- _GIVEN TASK_: Print every entry, word for word, and skip the images.

- _RECORDS PROVIDED_:
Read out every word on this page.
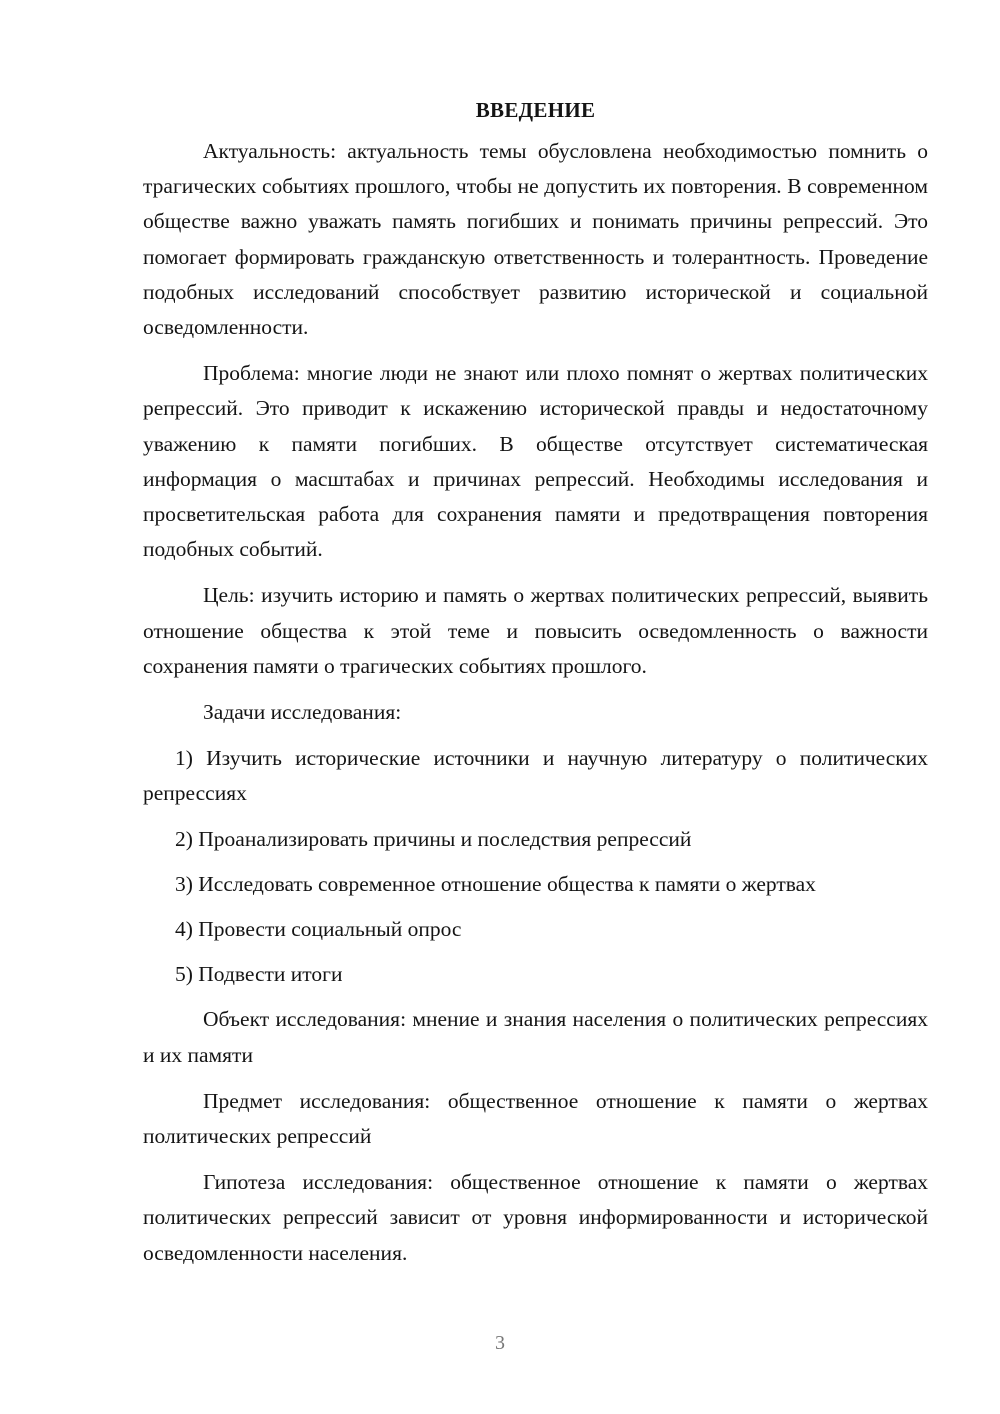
ВВЕДЕНИЕ

Актуальность: актуальность темы обусловлена необходимостью помнить о трагических событиях прошлого, чтобы не допустить их повторения. В современном обществе важно уважать память погибших и понимать причины репрессий. Это помогает формировать гражданскую ответственность и толерантность. Проведение подобных исследований способствует развитию исторической и социальной осведомленности.

Проблема: многие люди не знают или плохо помнят о жертвах политических репрессий. Это приводит к искажению исторической правды и недостаточному уважению к памяти погибших. В обществе отсутствует систематическая информация о масштабах и причинах репрессий. Необходимы исследования и просветительская работа для сохранения памяти и предотвращения повторения подобных событий.

Цель: изучить историю и память о жертвах политических репрессий, выявить отношение общества к этой теме и повысить осведомленность о важности сохранения памяти о трагических событиях прошлого.

Задачи исследования:

1) Изучить исторические источники и научную литературу о политических репрессиях

2) Проанализировать причины и последствия репрессий

3) Исследовать современное отношение общества к памяти о жертвах

4) Провести социальный опрос

5) Подвести итоги

Объект исследования: мнение и знания населения о политических репрессиях и их памяти

Предмет исследования: общественное отношение к памяти о жертвах политических репрессий

Гипотеза исследования: общественное отношение к памяти о жертвах политических репрессий зависит от уровня информированности и исторической осведомленности населения.

3
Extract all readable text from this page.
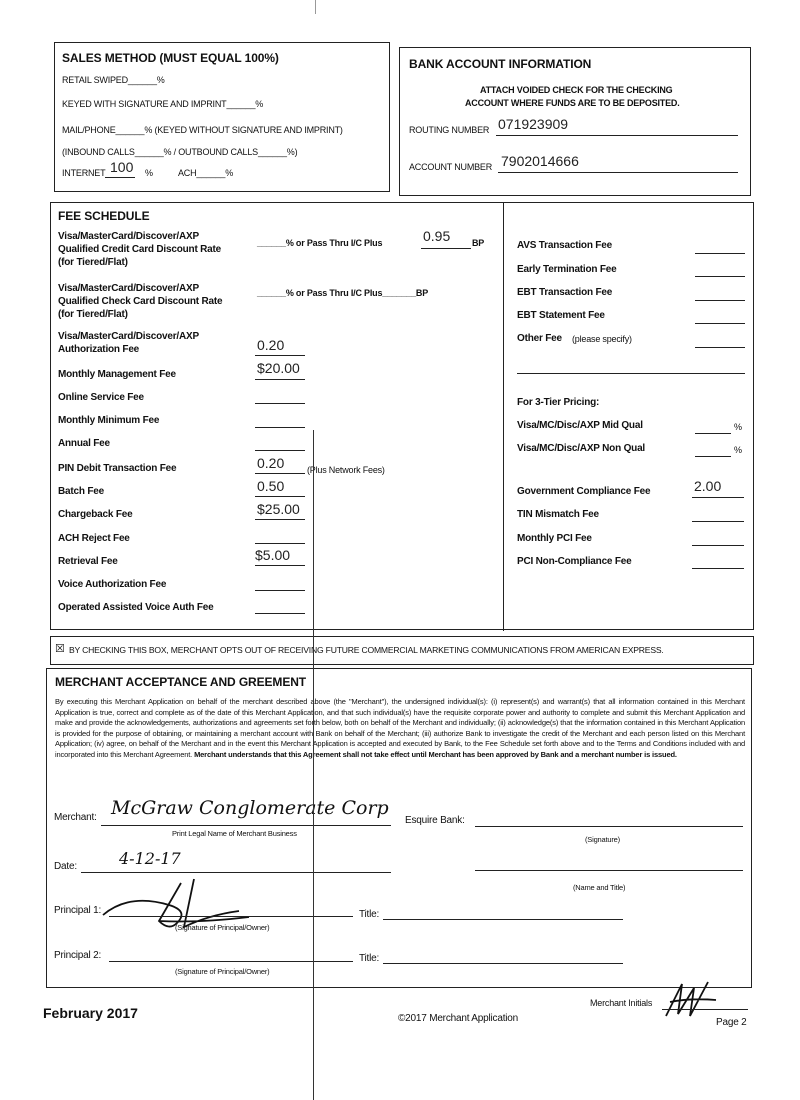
SALES METHOD (MUST EQUAL 100%)
RETAIL SWIPED______%
KEYED WITH SIGNATURE AND IMPRINT______%
MAIL/PHONE______% (KEYED WITHOUT SIGNATURE AND IMPRINT)
(INBOUND CALLS______% / OUTBOUND CALLS______%)
INTERNET 100 %	ACH______%
BANK ACCOUNT INFORMATION
ATTACH VOIDED CHECK FOR THE CHECKING
ACCOUNT WHERE FUNDS ARE TO BE DEPOSITED.
ROUTING NUMBER 071923909
ACCOUNT NUMBER 7902014666
FEE SCHEDULE
Visa/MasterCard/Discover/AXP
Qualified Credit Card Discount Rate
(for Tiered/Flat)
______% or Pass Thru I/C Plus	0.95 BP
Visa/MasterCard/Discover/AXP
Qualified Check Card Discount Rate
(for Tiered/Flat)
______% or Pass Thru I/C Plus_______BP
Visa/MasterCard/Discover/AXP
Authorization Fee	0.20
Monthly Management Fee	$20.00
Online Service Fee
Monthly Minimum Fee
Annual Fee
PIN Debit Transaction Fee	0.20	(Plus Network Fees)
Batch Fee	0.50
Chargeback Fee	$25.00
ACH Reject Fee
Retrieval Fee	$5.00
Voice Authorization Fee
Operated Assisted Voice Auth Fee
AVS Transaction Fee
Early Termination Fee
EBT Transaction Fee
EBT Statement Fee
Other Fee (please specify)
For 3-Tier Pricing:
Visa/MC/Disc/AXP Mid Qual	%
Visa/MC/Disc/AXP Non Qual	%
Government Compliance Fee	2.00
TIN Mismatch Fee
Monthly PCI Fee
PCI Non-Compliance Fee
☒ BY CHECKING THIS BOX, MERCHANT OPTS OUT OF RECEIVING FUTURE COMMERCIAL MARKETING COMMUNICATIONS FROM AMERICAN EXPRESS.
MERCHANT ACCEPTANCE AND GREEMENT
By executing this Merchant Application on behalf of the merchant described above (the "Merchant"), the undersigned individual(s): (i) represent(s) and warrant(s) that all information contained in this Merchant Application is true, correct and complete as of the date of this Merchant Application, and that such individual(s) have the requisite corporate power and authority to complete and submit this Merchant Application and make and provide the acknowledgements, authorizations and agreements set forth below, both on behalf of the Merchant and individually; (ii) acknowledge(s) that the information contained in this Merchant Application is provided for the purpose of obtaining, or maintaining a merchant account with Bank on behalf of the Merchant; (iii) authorize Bank to investigate the credit of the Merchant and each person listed on this Merchant Application; (iv) agree, on behalf of the Merchant and in the event this Merchant Application is accepted and executed by Bank, to the Fee Schedule set forth above and to the Terms and Conditions included with and incorporated into this Merchant Agreement. Merchant understands that this Agreement shall not take effect until Merchant has been approved by Bank and a merchant number is issued.
Merchant: McGraw Conglomerate Corp
Print Legal Name of Merchant Business
Esquire Bank:
(Signature)
Date:	4-12-17
(Name and Title)
Principal 1:
(Signature of Principal/Owner)
Title:
Principal 2:
(Signature of Principal/Owner)
Title:
February 2017	©2017 Merchant Application
Merchant Initials
Page 2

- _EXERCISE RESPONSE_:
Read out every word on this page.
ВВЕДЕНИЕ

Актуальность: актуальность темы обусловлена необходимостью помнить о трагических событиях прошлого, чтобы не допустить их повторения. В современном обществе важно уважать память погибших и понимать причины репрессий. Это помогает формировать гражданскую ответственность и толерантность. Проведение подобных исследований способствует развитию исторической и социальной осведомленности.

Проблема: многие люди не знают или плохо помнят о жертвах политических репрессий. Это приводит к искажению исторической правды и недостаточному уважению к памяти погибших. В обществе отсутствует систематическая информация о масштабах и причинах репрессий. Необходимы исследования и просветительская работа для сохранения памяти и предотвращения повторения подобных событий.

Цель: изучить историю и память о жертвах политических репрессий, выявить отношение общества к этой теме и повысить осведомленность о важности сохранения памяти о трагических событиях прошлого.

Задачи исследования:

1) Изучить исторические источники и научную литературу о политических репрессиях

2) Проанализировать причины и последствия репрессий

3) Исследовать современное отношение общества к памяти о жертвах

4) Провести социальный опрос

5) Подвести итоги

Объект исследования: мнение и знания населения о политических репрессиях и их памяти

Предмет исследования: общественное отношение к памяти о жертвах политических репрессий

Гипотеза исследования: общественное отношение к памяти о жертвах политических репрессий зависит от уровня информированности и исторической осведомленности населения.

3
Extract all readable text from this page.
SALES METHOD (MUST EQUAL 100%)
RETAIL SWIPED______%
KEYED WITH SIGNATURE AND IMPRINT______%
MAIL/PHONE______% (KEYED WITHOUT SIGNATURE AND IMPRINT)
(INBOUND CALLS______% / OUTBOUND CALLS______%)
INTERNET 100 %	ACH______%
BANK ACCOUNT INFORMATION
ATTACH VOIDED CHECK FOR THE CHECKING
ACCOUNT WHERE FUNDS ARE TO BE DEPOSITED.
ROUTING NUMBER 071923909
ACCOUNT NUMBER 7902014666
FEE SCHEDULE
Visa/MasterCard/Discover/AXP
Qualified Credit Card Discount Rate
(for Tiered/Flat)
______% or Pass Thru I/C Plus	0.95 BP
Visa/MasterCard/Discover/AXP
Qualified Check Card Discount Rate
(for Tiered/Flat)
______% or Pass Thru I/C Plus_______BP
Visa/MasterCard/Discover/AXP
Authorization Fee	0.20
Monthly Management Fee	$20.00
Online Service Fee
Monthly Minimum Fee
Annual Fee
PIN Debit Transaction Fee	0.20	(Plus Network Fees)
Batch Fee	0.50
Chargeback Fee	$25.00
ACH Reject Fee
Retrieval Fee	$5.00
Voice Authorization Fee
Operated Assisted Voice Auth Fee
AVS Transaction Fee
Early Termination Fee
EBT Transaction Fee
EBT Statement Fee
Other Fee (please specify)
For 3-Tier Pricing:
Visa/MC/Disc/AXP Mid Qual	%
Visa/MC/Disc/AXP Non Qual	%
Government Compliance Fee	2.00
TIN Mismatch Fee
Monthly PCI Fee
PCI Non-Compliance Fee
☒ BY CHECKING THIS BOX, MERCHANT OPTS OUT OF RECEIVING FUTURE COMMERCIAL MARKETING COMMUNICATIONS FROM AMERICAN EXPRESS.
MERCHANT ACCEPTANCE AND GREEMENT
By executing this Merchant Application on behalf of the merchant described above (the "Merchant"), the undersigned individual(s): (i) represent(s) and warrant(s) that all information contained in this Merchant Application is true, correct and complete as of the date of this Merchant Application, and that such individual(s) have the requisite corporate power and authority to complete and submit this Merchant Application and make and provide the acknowledgements, authorizations and agreements set forth below, both on behalf of the Merchant and individually; (ii) acknowledge(s) that the information contained in this Merchant Application is provided for the purpose of obtaining, or maintaining a merchant account with Bank on behalf of the Merchant; (iii) authorize Bank to investigate the credit of the Merchant and each person listed on this Merchant Application; (iv) agree, on behalf of the Merchant and in the event this Merchant Application is accepted and executed by Bank, to the Fee Schedule set forth above and to the Terms and Conditions included with and incorporated into this Merchant Agreement. Merchant understands that this Agreement shall not take effect until Merchant has been approved by Bank and a merchant number is issued.
Merchant: McGraw Conglomerate Corp
Print Legal Name of Merchant Business
Esquire Bank:
(Signature)
Date:	4-12-17
(Name and Title)
Principal 1:
(Signature of Principal/Owner)
Title:
Principal 2:
(Signature of Principal/Owner)
Title:
February 2017	©2017 Merchant Application
Merchant Initials
Page 2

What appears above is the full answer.